--- GOAL ---
In the entries that follow, identify the line containing "What's the underlying" and return it together with all later lines, exactly as they appear.

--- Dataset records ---
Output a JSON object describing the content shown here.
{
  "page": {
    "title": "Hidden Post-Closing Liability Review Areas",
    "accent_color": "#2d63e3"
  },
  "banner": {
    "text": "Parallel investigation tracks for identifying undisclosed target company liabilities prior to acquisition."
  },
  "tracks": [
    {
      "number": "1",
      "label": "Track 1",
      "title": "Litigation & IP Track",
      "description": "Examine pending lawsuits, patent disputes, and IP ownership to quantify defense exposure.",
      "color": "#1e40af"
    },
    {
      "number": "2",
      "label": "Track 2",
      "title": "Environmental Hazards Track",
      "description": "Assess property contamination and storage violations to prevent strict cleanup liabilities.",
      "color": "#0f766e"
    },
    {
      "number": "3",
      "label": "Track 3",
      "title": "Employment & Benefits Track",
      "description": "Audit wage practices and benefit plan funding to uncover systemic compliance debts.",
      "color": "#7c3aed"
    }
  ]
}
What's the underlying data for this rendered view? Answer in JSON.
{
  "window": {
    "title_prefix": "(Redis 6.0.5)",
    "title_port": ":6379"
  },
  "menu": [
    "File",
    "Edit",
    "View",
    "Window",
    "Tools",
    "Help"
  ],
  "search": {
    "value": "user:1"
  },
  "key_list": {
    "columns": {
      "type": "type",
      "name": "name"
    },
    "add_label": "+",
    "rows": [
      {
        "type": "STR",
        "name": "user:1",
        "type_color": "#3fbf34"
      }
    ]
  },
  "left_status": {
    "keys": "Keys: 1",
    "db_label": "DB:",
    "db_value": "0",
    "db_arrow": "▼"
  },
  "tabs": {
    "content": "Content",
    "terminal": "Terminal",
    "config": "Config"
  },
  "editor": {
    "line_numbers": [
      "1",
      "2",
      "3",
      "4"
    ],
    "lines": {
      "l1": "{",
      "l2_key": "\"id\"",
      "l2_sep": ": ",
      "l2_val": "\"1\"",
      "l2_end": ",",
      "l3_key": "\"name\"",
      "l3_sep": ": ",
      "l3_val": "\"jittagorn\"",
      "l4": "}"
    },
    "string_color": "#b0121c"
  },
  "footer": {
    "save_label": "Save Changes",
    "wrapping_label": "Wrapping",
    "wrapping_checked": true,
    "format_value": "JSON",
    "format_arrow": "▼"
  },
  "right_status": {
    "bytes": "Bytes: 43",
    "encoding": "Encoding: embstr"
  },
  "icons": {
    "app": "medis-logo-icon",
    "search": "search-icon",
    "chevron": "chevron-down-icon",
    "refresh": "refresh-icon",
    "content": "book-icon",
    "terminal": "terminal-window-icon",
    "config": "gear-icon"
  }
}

--- RESULT OF THIS TASK ---
What's the underlying data for this rendered view? Answer in JSON.
{
  "window": {
    "title_prefix": "(Redis 6.0.5)",
    "title_port": ":6379"
  },
  "menu": [
    "File",
    "Edit",
    "View",
    "Window",
    "Tools",
    "Help"
  ],
  "search": {
    "value": "user:1"
  },
  "key_list": {
    "columns": {
      "type": "type",
      "name": "name"
    },
    "add_label": "+",
    "rows": [
      {
        "type": "STR",
        "name": "user:1",
        "type_color": "#3fbf34"
      }
    ]
  },
  "left_status": {
    "keys": "Keys: 1",
    "db_label": "DB:",
    "db_value": "0",
    "db_arrow": "▼"
  },
  "tabs": {
    "content": "Content",
    "terminal": "Terminal",
    "config": "Config"
  },
  "editor": {
    "line_numbers": [
      "1",
      "2",
      "3",
      "4"
    ],
    "lines": {
      "l1": "{",
      "l2_key": "\"id\"",
      "l2_sep": ": ",
      "l2_val": "\"1\"",
      "l2_end": ",",
      "l3_key": "\"name\"",
      "l3_sep": ": ",
      "l3_val": "\"jittagorn\"",
      "l4": "}"
    },
    "string_color": "#b0121c"
  },
  "footer": {
    "save_label": "Save Changes",
    "wrapping_label": "Wrapping",
    "wrapping_checked": true,
    "format_value": "JSON",
    "format_arrow": "▼"
  },
  "right_status": {
    "bytes": "Bytes: 43",
    "encoding": "Encoding: embstr"
  },
  "icons": {
    "app": "medis-logo-icon",
    "search": "search-icon",
    "chevron": "chevron-down-icon",
    "refresh": "refresh-icon",
    "content": "book-icon",
    "terminal": "terminal-window-icon",
    "config": "gear-icon"
  }
}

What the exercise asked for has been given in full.